--- START SUPPLIED RECORDS ---

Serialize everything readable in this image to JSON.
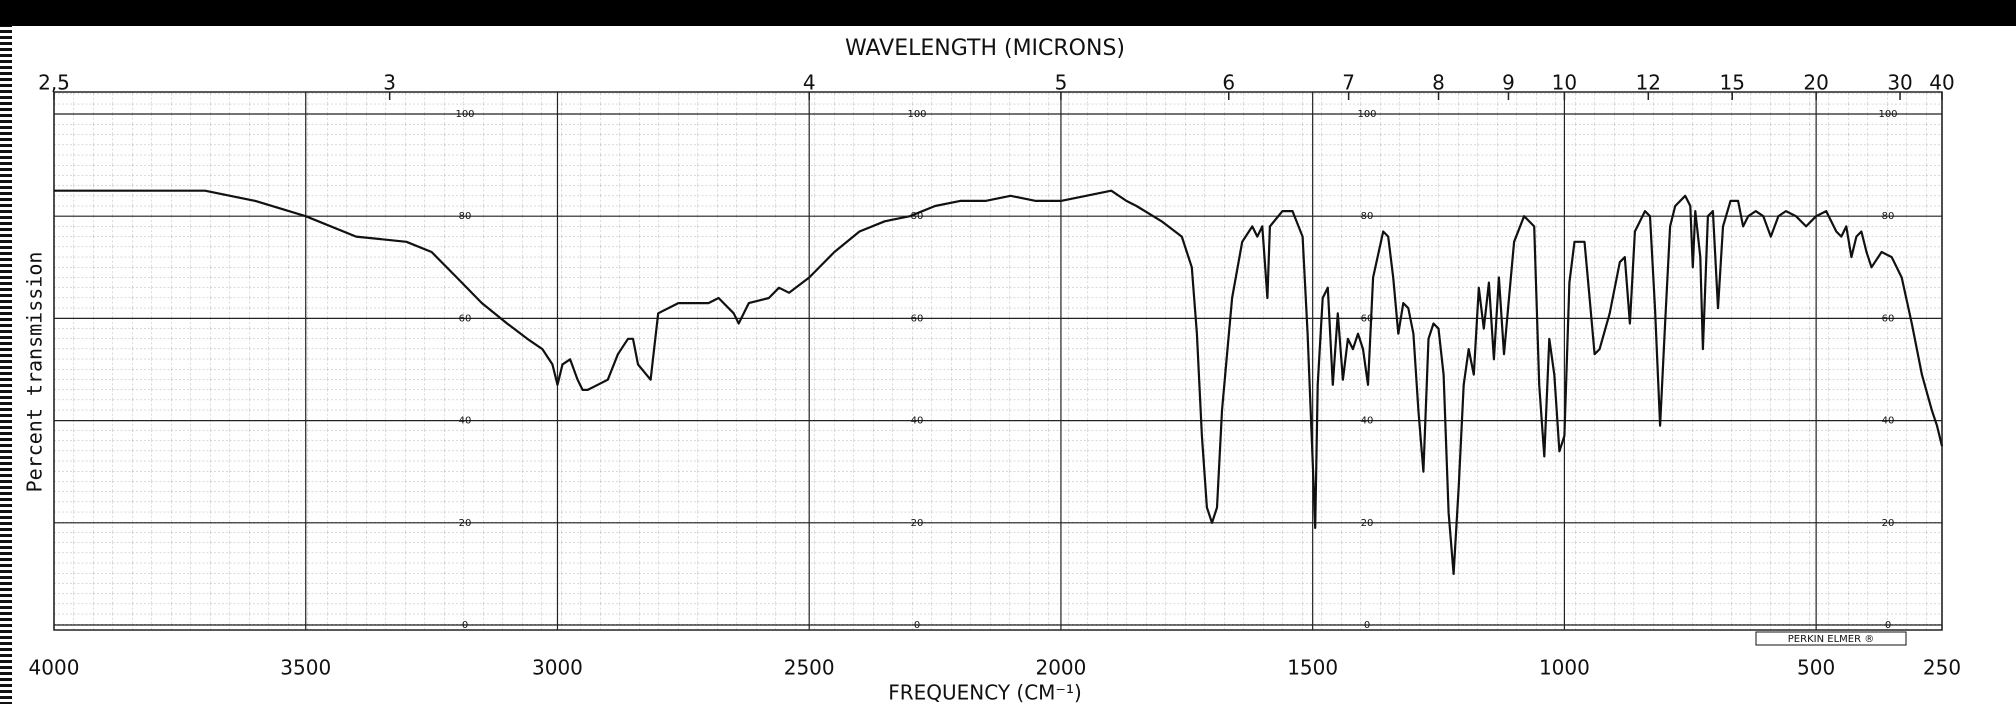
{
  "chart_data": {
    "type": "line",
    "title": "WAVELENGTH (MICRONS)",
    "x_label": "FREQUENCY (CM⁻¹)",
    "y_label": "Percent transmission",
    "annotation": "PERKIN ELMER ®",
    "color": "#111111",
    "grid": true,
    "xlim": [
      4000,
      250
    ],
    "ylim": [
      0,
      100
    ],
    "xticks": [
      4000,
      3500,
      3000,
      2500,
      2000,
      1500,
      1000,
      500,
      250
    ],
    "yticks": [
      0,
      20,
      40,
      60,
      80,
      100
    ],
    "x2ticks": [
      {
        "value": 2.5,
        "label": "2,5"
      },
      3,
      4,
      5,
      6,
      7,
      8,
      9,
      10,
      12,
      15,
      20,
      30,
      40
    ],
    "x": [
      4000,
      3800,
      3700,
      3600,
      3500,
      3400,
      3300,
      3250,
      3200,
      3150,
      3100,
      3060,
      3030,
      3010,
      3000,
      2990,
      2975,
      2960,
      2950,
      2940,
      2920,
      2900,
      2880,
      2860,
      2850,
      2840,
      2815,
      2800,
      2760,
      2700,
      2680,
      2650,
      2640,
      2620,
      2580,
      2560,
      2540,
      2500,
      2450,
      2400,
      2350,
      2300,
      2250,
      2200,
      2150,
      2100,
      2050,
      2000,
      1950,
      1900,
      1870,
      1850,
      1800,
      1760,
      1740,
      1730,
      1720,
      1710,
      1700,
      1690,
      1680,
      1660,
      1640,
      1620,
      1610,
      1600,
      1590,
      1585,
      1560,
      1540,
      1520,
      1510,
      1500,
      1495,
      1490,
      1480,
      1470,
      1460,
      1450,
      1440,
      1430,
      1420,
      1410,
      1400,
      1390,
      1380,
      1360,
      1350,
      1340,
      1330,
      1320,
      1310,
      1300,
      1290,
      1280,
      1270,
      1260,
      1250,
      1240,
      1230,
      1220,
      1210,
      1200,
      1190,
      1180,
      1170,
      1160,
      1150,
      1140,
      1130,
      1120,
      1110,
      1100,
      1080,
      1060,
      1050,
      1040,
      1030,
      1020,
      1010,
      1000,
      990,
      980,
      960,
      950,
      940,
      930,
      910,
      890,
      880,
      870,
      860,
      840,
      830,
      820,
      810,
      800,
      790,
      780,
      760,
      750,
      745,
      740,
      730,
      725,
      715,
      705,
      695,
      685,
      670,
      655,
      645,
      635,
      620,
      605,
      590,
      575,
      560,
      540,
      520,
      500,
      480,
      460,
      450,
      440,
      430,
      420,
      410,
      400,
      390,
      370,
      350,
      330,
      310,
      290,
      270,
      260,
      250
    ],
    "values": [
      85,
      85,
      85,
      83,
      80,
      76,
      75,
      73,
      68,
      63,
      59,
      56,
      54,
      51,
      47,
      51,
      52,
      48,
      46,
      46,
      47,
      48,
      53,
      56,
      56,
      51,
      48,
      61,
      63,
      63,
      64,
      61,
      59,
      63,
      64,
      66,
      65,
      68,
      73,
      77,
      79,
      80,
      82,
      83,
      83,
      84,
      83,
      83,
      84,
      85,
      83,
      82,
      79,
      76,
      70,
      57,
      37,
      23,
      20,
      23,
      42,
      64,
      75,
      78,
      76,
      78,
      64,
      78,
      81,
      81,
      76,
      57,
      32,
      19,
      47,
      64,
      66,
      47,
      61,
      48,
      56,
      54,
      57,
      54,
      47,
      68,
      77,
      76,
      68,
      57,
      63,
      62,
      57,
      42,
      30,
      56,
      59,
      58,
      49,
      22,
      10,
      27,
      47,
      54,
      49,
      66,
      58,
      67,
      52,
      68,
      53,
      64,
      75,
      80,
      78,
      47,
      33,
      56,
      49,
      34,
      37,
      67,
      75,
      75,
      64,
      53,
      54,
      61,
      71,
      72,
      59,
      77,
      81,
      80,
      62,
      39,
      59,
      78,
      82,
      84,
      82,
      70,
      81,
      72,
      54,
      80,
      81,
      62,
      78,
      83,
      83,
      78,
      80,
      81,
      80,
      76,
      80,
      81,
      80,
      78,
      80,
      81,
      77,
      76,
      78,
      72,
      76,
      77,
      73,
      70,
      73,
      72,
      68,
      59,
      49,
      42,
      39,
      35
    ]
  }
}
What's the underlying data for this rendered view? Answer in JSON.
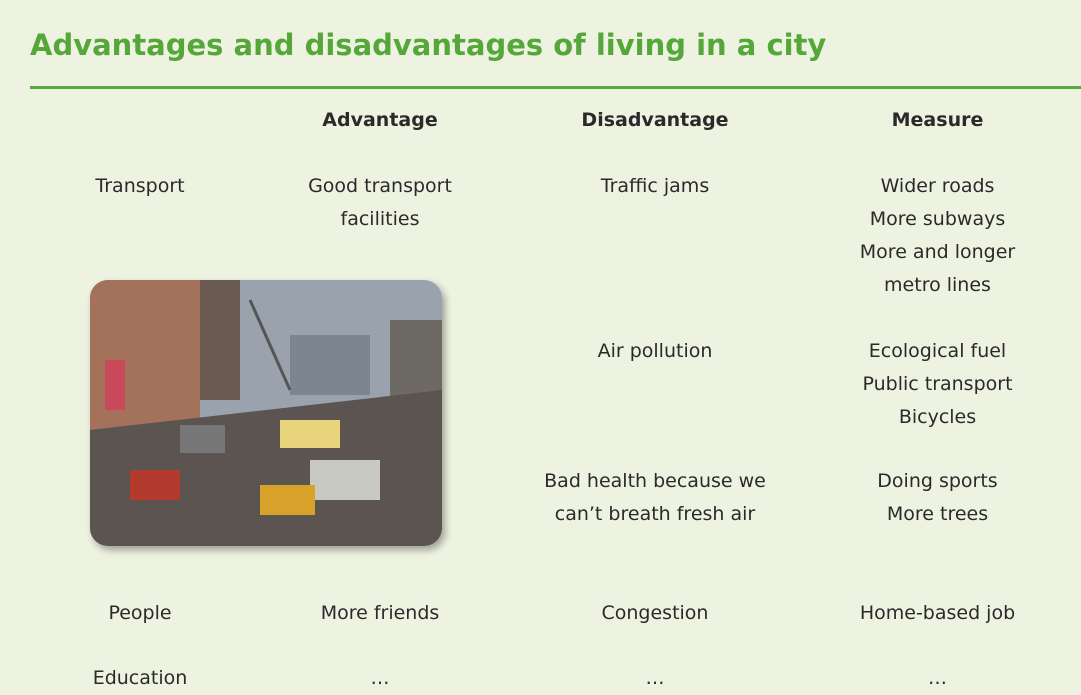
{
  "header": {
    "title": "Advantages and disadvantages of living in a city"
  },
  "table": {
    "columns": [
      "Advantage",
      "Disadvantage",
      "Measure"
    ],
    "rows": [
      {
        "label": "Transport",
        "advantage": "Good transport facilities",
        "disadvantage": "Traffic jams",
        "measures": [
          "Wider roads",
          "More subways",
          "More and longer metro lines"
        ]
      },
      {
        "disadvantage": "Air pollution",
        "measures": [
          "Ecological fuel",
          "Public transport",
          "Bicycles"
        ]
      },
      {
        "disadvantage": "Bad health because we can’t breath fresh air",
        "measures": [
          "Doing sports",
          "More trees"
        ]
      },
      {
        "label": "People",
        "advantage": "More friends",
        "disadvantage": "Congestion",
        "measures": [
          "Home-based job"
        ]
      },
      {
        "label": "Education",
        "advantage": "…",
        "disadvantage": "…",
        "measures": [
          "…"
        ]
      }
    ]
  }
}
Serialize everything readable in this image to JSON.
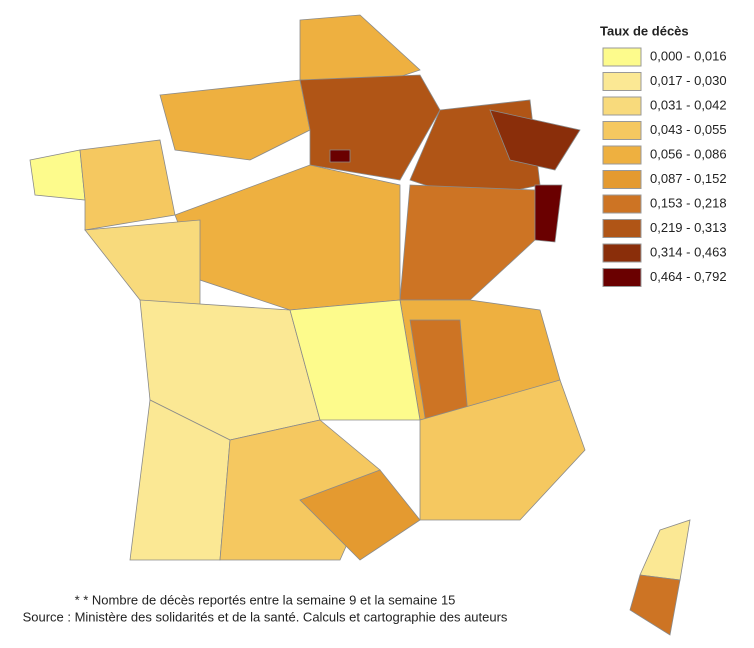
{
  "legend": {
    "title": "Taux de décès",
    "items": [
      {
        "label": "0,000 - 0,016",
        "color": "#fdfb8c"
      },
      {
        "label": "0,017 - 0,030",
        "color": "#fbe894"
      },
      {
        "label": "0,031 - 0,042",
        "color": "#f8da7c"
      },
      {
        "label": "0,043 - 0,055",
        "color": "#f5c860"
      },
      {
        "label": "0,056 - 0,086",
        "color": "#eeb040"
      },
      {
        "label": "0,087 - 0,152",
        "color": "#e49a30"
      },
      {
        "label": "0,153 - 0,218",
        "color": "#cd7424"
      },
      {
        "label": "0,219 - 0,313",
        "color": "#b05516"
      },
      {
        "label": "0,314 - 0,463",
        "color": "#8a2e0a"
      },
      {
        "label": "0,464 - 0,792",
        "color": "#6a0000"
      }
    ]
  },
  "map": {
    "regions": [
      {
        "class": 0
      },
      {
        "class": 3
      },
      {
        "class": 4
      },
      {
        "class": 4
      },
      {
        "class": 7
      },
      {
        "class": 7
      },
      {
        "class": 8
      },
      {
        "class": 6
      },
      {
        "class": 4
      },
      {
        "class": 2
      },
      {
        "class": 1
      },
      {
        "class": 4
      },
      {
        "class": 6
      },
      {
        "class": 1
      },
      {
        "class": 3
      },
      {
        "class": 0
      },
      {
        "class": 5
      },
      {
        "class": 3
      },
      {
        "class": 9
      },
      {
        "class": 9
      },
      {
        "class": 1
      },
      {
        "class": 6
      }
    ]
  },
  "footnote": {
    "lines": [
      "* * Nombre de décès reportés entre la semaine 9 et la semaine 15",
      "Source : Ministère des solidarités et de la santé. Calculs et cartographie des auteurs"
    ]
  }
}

--- END SUPPLIED RECORDS ---

### TASK OBJECTIVE
Pick out and copy the lines of the material that include the word "More".

### RESULT OF THE EXERCISE
          "More subways",
          "More and longer metro lines"
          "More trees"
        "advantage": "More friends",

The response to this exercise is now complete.